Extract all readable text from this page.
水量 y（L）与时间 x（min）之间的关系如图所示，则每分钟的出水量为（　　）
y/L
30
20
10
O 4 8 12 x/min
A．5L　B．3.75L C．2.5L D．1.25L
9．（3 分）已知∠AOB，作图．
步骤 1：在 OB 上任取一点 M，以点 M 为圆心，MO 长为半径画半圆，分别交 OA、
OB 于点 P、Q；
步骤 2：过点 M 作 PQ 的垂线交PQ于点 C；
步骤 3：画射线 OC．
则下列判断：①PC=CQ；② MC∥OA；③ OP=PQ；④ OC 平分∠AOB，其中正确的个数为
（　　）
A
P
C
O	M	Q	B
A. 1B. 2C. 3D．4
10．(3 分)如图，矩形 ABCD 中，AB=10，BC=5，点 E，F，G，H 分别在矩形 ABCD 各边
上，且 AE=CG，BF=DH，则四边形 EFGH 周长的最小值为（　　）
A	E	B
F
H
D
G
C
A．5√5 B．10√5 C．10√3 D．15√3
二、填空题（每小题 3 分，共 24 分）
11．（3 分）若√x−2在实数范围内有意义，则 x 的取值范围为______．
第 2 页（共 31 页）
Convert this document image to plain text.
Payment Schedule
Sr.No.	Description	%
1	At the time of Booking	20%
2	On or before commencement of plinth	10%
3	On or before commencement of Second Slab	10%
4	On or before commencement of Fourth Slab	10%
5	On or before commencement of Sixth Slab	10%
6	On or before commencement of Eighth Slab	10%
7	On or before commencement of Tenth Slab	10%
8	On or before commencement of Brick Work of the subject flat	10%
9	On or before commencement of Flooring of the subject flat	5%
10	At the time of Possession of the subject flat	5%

----

Search the listing above for the string "this". Copy every line that contains it.

TASK OUTPUT —
Extract all readable text from this page.
Convert this document image to plain text.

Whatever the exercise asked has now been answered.